%%

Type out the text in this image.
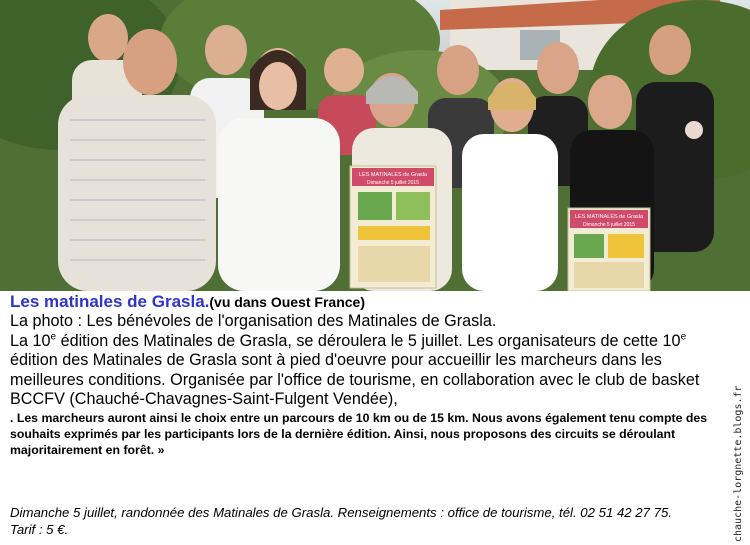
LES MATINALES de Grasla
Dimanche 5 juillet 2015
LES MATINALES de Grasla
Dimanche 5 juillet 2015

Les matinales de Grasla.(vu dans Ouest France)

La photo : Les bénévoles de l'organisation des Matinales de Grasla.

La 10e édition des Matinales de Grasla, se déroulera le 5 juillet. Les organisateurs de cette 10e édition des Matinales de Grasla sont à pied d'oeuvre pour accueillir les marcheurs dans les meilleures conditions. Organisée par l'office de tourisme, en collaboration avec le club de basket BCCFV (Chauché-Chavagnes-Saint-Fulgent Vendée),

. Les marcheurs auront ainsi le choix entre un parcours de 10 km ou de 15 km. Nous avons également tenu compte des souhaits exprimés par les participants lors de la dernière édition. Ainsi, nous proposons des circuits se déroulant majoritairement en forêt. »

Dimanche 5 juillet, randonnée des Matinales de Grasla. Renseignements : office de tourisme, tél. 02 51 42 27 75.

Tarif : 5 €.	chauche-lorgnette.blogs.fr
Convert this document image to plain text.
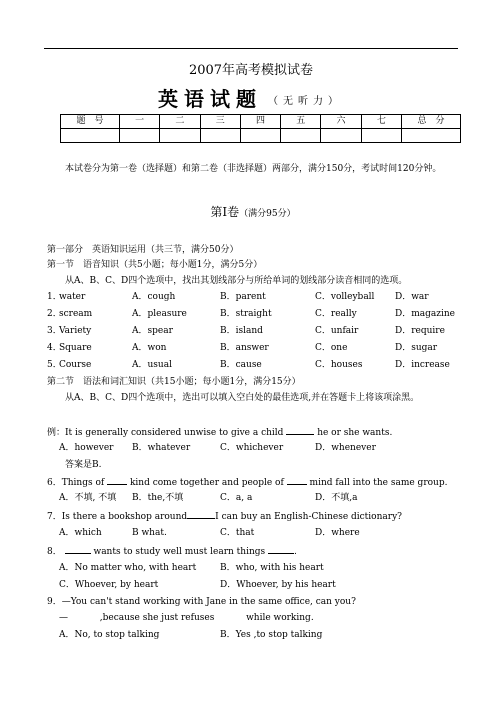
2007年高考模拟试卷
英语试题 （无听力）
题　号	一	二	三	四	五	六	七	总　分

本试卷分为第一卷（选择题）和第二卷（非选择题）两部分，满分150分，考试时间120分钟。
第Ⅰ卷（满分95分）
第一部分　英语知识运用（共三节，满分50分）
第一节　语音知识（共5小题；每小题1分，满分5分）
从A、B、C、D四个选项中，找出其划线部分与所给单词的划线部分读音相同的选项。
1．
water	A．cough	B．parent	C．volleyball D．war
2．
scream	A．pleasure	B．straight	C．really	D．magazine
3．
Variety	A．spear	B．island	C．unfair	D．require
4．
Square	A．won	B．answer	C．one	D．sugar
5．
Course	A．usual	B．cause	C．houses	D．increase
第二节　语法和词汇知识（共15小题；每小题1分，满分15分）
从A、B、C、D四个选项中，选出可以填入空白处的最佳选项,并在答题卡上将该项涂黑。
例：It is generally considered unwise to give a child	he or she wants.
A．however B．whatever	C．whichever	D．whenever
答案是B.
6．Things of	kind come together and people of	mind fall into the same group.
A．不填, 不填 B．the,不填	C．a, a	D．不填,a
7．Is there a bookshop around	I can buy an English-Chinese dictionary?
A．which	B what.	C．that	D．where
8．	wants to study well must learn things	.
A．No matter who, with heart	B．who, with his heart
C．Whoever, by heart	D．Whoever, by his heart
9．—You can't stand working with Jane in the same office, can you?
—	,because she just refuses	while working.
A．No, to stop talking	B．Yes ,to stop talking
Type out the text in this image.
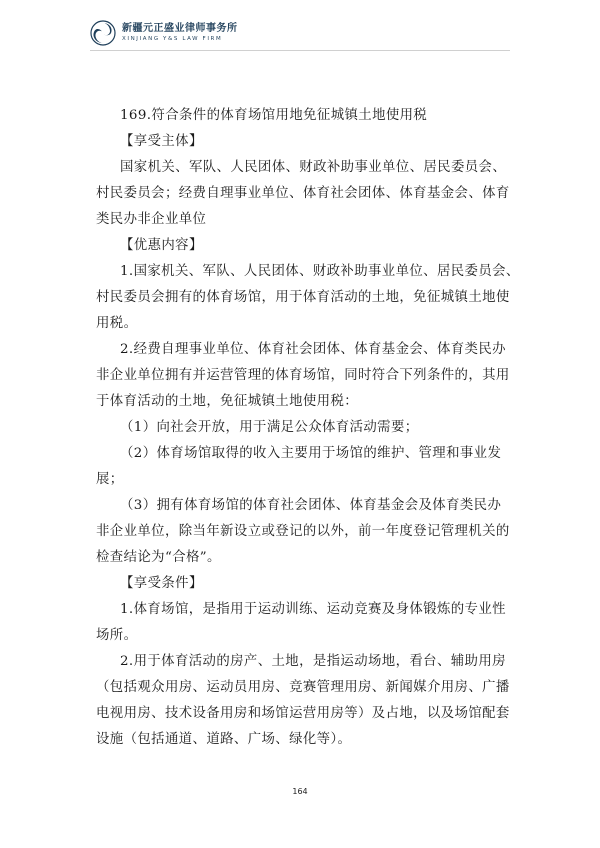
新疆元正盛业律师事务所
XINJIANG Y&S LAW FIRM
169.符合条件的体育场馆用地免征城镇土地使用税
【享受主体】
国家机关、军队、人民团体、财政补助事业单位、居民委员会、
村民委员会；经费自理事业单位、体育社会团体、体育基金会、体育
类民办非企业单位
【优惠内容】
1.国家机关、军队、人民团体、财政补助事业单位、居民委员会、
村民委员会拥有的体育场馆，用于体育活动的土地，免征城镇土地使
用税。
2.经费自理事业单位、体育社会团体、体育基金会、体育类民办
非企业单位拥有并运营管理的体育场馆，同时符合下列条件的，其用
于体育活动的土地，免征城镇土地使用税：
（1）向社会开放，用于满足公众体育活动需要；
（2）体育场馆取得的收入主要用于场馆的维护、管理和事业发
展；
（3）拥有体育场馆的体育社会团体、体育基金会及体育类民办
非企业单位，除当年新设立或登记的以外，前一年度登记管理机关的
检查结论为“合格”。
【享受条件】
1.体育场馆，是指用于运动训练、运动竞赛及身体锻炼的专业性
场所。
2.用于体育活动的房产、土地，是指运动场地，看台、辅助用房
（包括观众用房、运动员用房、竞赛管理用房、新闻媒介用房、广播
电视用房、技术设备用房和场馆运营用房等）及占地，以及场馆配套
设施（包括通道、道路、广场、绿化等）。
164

%%

◆ Given task: Omit every picture, then reproduce the rest of the listing exactly.

◆ Output for this exercise:
Type out the text in this image.
LES MATINALES de Grasla
Dimanche 5 juillet 2015
LES MATINALES de Grasla
Dimanche 5 juillet 2015

Les matinales de Grasla.(vu dans Ouest France)

La photo : Les bénévoles de l'organisation des Matinales de Grasla.

La 10e édition des Matinales de Grasla, se déroulera le 5 juillet. Les organisateurs de cette 10e édition des Matinales de Grasla sont à pied d'oeuvre pour accueillir les marcheurs dans les meilleures conditions. Organisée par l'office de tourisme, en collaboration avec le club de basket BCCFV (Chauché-Chavagnes-Saint-Fulgent Vendée),

. Les marcheurs auront ainsi le choix entre un parcours de 10 km ou de 15 km. Nous avons également tenu compte des souhaits exprimés par les participants lors de la dernière édition. Ainsi, nous proposons des circuits se déroulant majoritairement en forêt. »

Dimanche 5 juillet, randonnée des Matinales de Grasla. Renseignements : office de tourisme, tél. 02 51 42 27 75.

Tarif : 5 €.	chauche-lorgnette.blogs.fr
Convert this document image to plain text.
2007年高考模拟试卷
英语试题 （无听力）
题　号	一	二	三	四	五	六	七	总　分

本试卷分为第一卷（选择题）和第二卷（非选择题）两部分，满分150分，考试时间120分钟。
第Ⅰ卷（满分95分）
第一部分　英语知识运用（共三节，满分50分）
第一节　语音知识（共5小题；每小题1分，满分5分）
从A、B、C、D四个选项中，找出其划线部分与所给单词的划线部分读音相同的选项。
1．
water	A．cough	B．parent	C．volleyball D．war
2．
scream	A．pleasure	B．straight	C．really	D．magazine
3．
Variety	A．spear	B．island	C．unfair	D．require
4．
Square	A．won	B．answer	C．one	D．sugar
5．
Course	A．usual	B．cause	C．houses	D．increase
第二节　语法和词汇知识（共15小题；每小题1分，满分15分）
从A、B、C、D四个选项中，选出可以填入空白处的最佳选项,并在答题卡上将该项涂黑。
例：It is generally considered unwise to give a child	he or she wants.
A．however B．whatever	C．whichever	D．whenever
答案是B.
6．Things of	kind come together and people of	mind fall into the same group.
A．不填, 不填 B．the,不填	C．a, a	D．不填,a
7．Is there a bookshop around	I can buy an English-Chinese dictionary?
A．which	B what.	C．that	D．where
8．	wants to study well must learn things	.
A．No matter who, with heart	B．who, with his heart
C．Whoever, by heart	D．Whoever, by his heart
9．—You can't stand working with Jane in the same office, can you?
—	,because she just refuses	while working.
A．No, to stop talking	B．Yes ,to stop talking
Type out the text in this image.
新疆元正盛业律师事务所
XINJIANG Y&S LAW FIRM
169.符合条件的体育场馆用地免征城镇土地使用税
【享受主体】
国家机关、军队、人民团体、财政补助事业单位、居民委员会、
村民委员会；经费自理事业单位、体育社会团体、体育基金会、体育
类民办非企业单位
【优惠内容】
1.国家机关、军队、人民团体、财政补助事业单位、居民委员会、
村民委员会拥有的体育场馆，用于体育活动的土地，免征城镇土地使
用税。
2.经费自理事业单位、体育社会团体、体育基金会、体育类民办
非企业单位拥有并运营管理的体育场馆，同时符合下列条件的，其用
于体育活动的土地，免征城镇土地使用税：
（1）向社会开放，用于满足公众体育活动需要；
（2）体育场馆取得的收入主要用于场馆的维护、管理和事业发
展；
（3）拥有体育场馆的体育社会团体、体育基金会及体育类民办
非企业单位，除当年新设立或登记的以外，前一年度登记管理机关的
检查结论为“合格”。
【享受条件】
1.体育场馆，是指用于运动训练、运动竞赛及身体锻炼的专业性
场所。
2.用于体育活动的房产、土地，是指运动场地，看台、辅助用房
（包括观众用房、运动员用房、竞赛管理用房、新闻媒介用房、广播
电视用房、技术设备用房和场馆运营用房等）及占地，以及场馆配套
设施（包括通道、道路、广场、绿化等）。
164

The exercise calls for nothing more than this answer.